SHORT EXERCISE
Without altering anything, repeat each of the records.

RAW DATA
###

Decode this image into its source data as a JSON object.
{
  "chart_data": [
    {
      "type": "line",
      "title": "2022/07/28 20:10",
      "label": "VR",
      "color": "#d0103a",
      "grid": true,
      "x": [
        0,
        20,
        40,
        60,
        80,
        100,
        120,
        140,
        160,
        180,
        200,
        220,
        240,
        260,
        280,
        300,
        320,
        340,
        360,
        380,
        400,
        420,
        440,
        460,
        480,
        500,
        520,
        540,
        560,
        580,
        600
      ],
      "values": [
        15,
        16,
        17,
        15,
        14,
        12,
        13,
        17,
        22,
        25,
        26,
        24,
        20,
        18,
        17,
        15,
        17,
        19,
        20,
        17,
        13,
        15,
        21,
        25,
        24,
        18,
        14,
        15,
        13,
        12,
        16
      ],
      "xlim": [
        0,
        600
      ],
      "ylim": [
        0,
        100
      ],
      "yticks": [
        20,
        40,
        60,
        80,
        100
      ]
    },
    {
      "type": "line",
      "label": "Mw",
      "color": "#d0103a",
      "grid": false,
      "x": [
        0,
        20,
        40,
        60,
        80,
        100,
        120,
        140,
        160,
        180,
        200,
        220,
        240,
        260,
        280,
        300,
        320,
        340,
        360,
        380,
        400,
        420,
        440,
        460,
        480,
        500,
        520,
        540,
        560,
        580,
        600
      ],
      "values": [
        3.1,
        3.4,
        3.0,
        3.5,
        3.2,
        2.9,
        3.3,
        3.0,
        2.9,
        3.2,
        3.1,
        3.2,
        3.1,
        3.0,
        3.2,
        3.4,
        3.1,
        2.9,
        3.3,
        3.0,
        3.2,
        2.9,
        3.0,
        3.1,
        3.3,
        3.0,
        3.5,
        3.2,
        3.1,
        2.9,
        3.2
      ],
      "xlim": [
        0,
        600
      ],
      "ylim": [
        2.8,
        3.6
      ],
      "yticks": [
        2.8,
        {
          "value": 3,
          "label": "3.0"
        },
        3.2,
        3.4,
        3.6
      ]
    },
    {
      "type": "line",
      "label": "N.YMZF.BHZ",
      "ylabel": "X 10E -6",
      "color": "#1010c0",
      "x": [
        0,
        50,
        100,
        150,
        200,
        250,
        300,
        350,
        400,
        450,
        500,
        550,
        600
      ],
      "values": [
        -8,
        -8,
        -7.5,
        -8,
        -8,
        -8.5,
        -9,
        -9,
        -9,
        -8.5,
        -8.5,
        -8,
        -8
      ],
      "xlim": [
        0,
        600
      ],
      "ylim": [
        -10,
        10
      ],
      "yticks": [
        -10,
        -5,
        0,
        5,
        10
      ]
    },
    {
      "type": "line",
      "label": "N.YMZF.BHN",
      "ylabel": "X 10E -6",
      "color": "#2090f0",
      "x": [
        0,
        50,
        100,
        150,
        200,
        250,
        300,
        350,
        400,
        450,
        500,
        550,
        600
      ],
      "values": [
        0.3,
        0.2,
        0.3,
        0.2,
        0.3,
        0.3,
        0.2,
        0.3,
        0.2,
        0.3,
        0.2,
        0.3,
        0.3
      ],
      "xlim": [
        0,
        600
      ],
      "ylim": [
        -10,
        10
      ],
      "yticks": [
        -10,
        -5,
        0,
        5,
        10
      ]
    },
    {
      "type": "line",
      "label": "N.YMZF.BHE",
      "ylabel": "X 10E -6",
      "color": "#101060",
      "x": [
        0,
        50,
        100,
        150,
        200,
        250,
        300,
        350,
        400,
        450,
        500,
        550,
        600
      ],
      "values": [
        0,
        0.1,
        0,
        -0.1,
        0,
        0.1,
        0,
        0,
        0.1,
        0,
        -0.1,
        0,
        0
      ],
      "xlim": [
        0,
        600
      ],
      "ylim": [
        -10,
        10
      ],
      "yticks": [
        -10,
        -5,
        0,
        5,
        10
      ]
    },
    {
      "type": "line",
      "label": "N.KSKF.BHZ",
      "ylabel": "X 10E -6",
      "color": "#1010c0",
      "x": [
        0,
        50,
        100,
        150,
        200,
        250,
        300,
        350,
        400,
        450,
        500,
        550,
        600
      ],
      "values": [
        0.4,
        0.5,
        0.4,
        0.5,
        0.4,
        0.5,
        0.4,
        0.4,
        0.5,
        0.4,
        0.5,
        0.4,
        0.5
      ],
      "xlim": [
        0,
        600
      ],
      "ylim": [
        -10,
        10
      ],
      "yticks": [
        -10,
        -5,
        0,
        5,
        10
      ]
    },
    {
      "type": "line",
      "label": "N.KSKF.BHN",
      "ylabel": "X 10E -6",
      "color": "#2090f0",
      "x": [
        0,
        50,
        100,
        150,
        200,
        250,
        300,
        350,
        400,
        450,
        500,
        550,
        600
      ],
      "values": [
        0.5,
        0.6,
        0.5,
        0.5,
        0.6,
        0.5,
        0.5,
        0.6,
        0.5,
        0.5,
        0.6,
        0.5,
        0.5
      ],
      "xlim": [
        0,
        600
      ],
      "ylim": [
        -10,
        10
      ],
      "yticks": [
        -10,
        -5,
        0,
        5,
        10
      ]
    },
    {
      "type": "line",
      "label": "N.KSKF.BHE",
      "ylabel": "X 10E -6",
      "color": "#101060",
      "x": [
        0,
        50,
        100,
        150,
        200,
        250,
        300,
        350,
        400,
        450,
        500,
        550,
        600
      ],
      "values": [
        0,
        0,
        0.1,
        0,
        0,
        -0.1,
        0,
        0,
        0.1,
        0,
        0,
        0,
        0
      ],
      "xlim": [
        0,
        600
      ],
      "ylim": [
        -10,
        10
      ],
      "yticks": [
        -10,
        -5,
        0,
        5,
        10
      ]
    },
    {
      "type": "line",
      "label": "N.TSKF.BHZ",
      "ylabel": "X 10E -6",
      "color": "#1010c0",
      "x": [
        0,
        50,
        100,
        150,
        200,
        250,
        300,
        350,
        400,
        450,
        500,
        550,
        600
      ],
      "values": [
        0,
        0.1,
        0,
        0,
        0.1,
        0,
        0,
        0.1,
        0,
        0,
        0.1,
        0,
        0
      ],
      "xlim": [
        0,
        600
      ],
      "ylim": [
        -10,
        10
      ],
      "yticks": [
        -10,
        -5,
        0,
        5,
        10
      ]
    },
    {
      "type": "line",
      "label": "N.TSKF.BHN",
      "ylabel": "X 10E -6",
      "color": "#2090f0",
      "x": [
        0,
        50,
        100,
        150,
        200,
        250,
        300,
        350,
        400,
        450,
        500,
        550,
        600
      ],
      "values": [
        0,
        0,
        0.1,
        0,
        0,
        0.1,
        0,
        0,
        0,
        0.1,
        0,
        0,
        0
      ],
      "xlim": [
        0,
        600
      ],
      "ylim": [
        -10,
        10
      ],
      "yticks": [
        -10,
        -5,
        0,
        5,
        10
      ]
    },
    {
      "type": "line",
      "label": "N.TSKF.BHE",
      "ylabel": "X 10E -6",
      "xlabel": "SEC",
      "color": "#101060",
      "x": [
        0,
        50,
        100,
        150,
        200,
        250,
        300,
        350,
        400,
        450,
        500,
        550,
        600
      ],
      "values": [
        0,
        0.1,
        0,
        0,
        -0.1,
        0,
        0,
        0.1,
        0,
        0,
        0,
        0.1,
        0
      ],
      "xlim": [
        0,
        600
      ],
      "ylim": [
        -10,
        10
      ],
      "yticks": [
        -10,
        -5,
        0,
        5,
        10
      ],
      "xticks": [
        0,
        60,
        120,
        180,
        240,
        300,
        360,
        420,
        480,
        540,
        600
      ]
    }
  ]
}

###

EXERCISE ANSWER
Decode this image into its source data as a JSON object.
{
  "chart_data": [
    {
      "type": "line",
      "title": "2022/07/28 20:10",
      "label": "VR",
      "color": "#d0103a",
      "grid": true,
      "x": [
        0,
        20,
        40,
        60,
        80,
        100,
        120,
        140,
        160,
        180,
        200,
        220,
        240,
        260,
        280,
        300,
        320,
        340,
        360,
        380,
        400,
        420,
        440,
        460,
        480,
        500,
        520,
        540,
        560,
        580,
        600
      ],
      "values": [
        15,
        16,
        17,
        15,
        14,
        12,
        13,
        17,
        22,
        25,
        26,
        24,
        20,
        18,
        17,
        15,
        17,
        19,
        20,
        17,
        13,
        15,
        21,
        25,
        24,
        18,
        14,
        15,
        13,
        12,
        16
      ],
      "xlim": [
        0,
        600
      ],
      "ylim": [
        0,
        100
      ],
      "yticks": [
        20,
        40,
        60,
        80,
        100
      ]
    },
    {
      "type": "line",
      "label": "Mw",
      "color": "#d0103a",
      "grid": false,
      "x": [
        0,
        20,
        40,
        60,
        80,
        100,
        120,
        140,
        160,
        180,
        200,
        220,
        240,
        260,
        280,
        300,
        320,
        340,
        360,
        380,
        400,
        420,
        440,
        460,
        480,
        500,
        520,
        540,
        560,
        580,
        600
      ],
      "values": [
        3.1,
        3.4,
        3.0,
        3.5,
        3.2,
        2.9,
        3.3,
        3.0,
        2.9,
        3.2,
        3.1,
        3.2,
        3.1,
        3.0,
        3.2,
        3.4,
        3.1,
        2.9,
        3.3,
        3.0,
        3.2,
        2.9,
        3.0,
        3.1,
        3.3,
        3.0,
        3.5,
        3.2,
        3.1,
        2.9,
        3.2
      ],
      "xlim": [
        0,
        600
      ],
      "ylim": [
        2.8,
        3.6
      ],
      "yticks": [
        2.8,
        {
          "value": 3,
          "label": "3.0"
        },
        3.2,
        3.4,
        3.6
      ]
    },
    {
      "type": "line",
      "label": "N.YMZF.BHZ",
      "ylabel": "X 10E -6",
      "color": "#1010c0",
      "x": [
        0,
        50,
        100,
        150,
        200,
        250,
        300,
        350,
        400,
        450,
        500,
        550,
        600
      ],
      "values": [
        -8,
        -8,
        -7.5,
        -8,
        -8,
        -8.5,
        -9,
        -9,
        -9,
        -8.5,
        -8.5,
        -8,
        -8
      ],
      "xlim": [
        0,
        600
      ],
      "ylim": [
        -10,
        10
      ],
      "yticks": [
        -10,
        -5,
        0,
        5,
        10
      ]
    },
    {
      "type": "line",
      "label": "N.YMZF.BHN",
      "ylabel": "X 10E -6",
      "color": "#2090f0",
      "x": [
        0,
        50,
        100,
        150,
        200,
        250,
        300,
        350,
        400,
        450,
        500,
        550,
        600
      ],
      "values": [
        0.3,
        0.2,
        0.3,
        0.2,
        0.3,
        0.3,
        0.2,
        0.3,
        0.2,
        0.3,
        0.2,
        0.3,
        0.3
      ],
      "xlim": [
        0,
        600
      ],
      "ylim": [
        -10,
        10
      ],
      "yticks": [
        -10,
        -5,
        0,
        5,
        10
      ]
    },
    {
      "type": "line",
      "label": "N.YMZF.BHE",
      "ylabel": "X 10E -6",
      "color": "#101060",
      "x": [
        0,
        50,
        100,
        150,
        200,
        250,
        300,
        350,
        400,
        450,
        500,
        550,
        600
      ],
      "values": [
        0,
        0.1,
        0,
        -0.1,
        0,
        0.1,
        0,
        0,
        0.1,
        0,
        -0.1,
        0,
        0
      ],
      "xlim": [
        0,
        600
      ],
      "ylim": [
        -10,
        10
      ],
      "yticks": [
        -10,
        -5,
        0,
        5,
        10
      ]
    },
    {
      "type": "line",
      "label": "N.KSKF.BHZ",
      "ylabel": "X 10E -6",
      "color": "#1010c0",
      "x": [
        0,
        50,
        100,
        150,
        200,
        250,
        300,
        350,
        400,
        450,
        500,
        550,
        600
      ],
      "values": [
        0.4,
        0.5,
        0.4,
        0.5,
        0.4,
        0.5,
        0.4,
        0.4,
        0.5,
        0.4,
        0.5,
        0.4,
        0.5
      ],
      "xlim": [
        0,
        600
      ],
      "ylim": [
        -10,
        10
      ],
      "yticks": [
        -10,
        -5,
        0,
        5,
        10
      ]
    },
    {
      "type": "line",
      "label": "N.KSKF.BHN",
      "ylabel": "X 10E -6",
      "color": "#2090f0",
      "x": [
        0,
        50,
        100,
        150,
        200,
        250,
        300,
        350,
        400,
        450,
        500,
        550,
        600
      ],
      "values": [
        0.5,
        0.6,
        0.5,
        0.5,
        0.6,
        0.5,
        0.5,
        0.6,
        0.5,
        0.5,
        0.6,
        0.5,
        0.5
      ],
      "xlim": [
        0,
        600
      ],
      "ylim": [
        -10,
        10
      ],
      "yticks": [
        -10,
        -5,
        0,
        5,
        10
      ]
    },
    {
      "type": "line",
      "label": "N.KSKF.BHE",
      "ylabel": "X 10E -6",
      "color": "#101060",
      "x": [
        0,
        50,
        100,
        150,
        200,
        250,
        300,
        350,
        400,
        450,
        500,
        550,
        600
      ],
      "values": [
        0,
        0,
        0.1,
        0,
        0,
        -0.1,
        0,
        0,
        0.1,
        0,
        0,
        0,
        0
      ],
      "xlim": [
        0,
        600
      ],
      "ylim": [
        -10,
        10
      ],
      "yticks": [
        -10,
        -5,
        0,
        5,
        10
      ]
    },
    {
      "type": "line",
      "label": "N.TSKF.BHZ",
      "ylabel": "X 10E -6",
      "color": "#1010c0",
      "x": [
        0,
        50,
        100,
        150,
        200,
        250,
        300,
        350,
        400,
        450,
        500,
        550,
        600
      ],
      "values": [
        0,
        0.1,
        0,
        0,
        0.1,
        0,
        0,
        0.1,
        0,
        0,
        0.1,
        0,
        0
      ],
      "xlim": [
        0,
        600
      ],
      "ylim": [
        -10,
        10
      ],
      "yticks": [
        -10,
        -5,
        0,
        5,
        10
      ]
    },
    {
      "type": "line",
      "label": "N.TSKF.BHN",
      "ylabel": "X 10E -6",
      "color": "#2090f0",
      "x": [
        0,
        50,
        100,
        150,
        200,
        250,
        300,
        350,
        400,
        450,
        500,
        550,
        600
      ],
      "values": [
        0,
        0,
        0.1,
        0,
        0,
        0.1,
        0,
        0,
        0,
        0.1,
        0,
        0,
        0
      ],
      "xlim": [
        0,
        600
      ],
      "ylim": [
        -10,
        10
      ],
      "yticks": [
        -10,
        -5,
        0,
        5,
        10
      ]
    },
    {
      "type": "line",
      "label": "N.TSKF.BHE",
      "ylabel": "X 10E -6",
      "xlabel": "SEC",
      "color": "#101060",
      "x": [
        0,
        50,
        100,
        150,
        200,
        250,
        300,
        350,
        400,
        450,
        500,
        550,
        600
      ],
      "values": [
        0,
        0.1,
        0,
        0,
        -0.1,
        0,
        0,
        0.1,
        0,
        0,
        0,
        0.1,
        0
      ],
      "xlim": [
        0,
        600
      ],
      "ylim": [
        -10,
        10
      ],
      "yticks": [
        -10,
        -5,
        0,
        5,
        10
      ],
      "xticks": [
        0,
        60,
        120,
        180,
        240,
        300,
        360,
        420,
        480,
        540,
        600
      ]
    }
  ]
}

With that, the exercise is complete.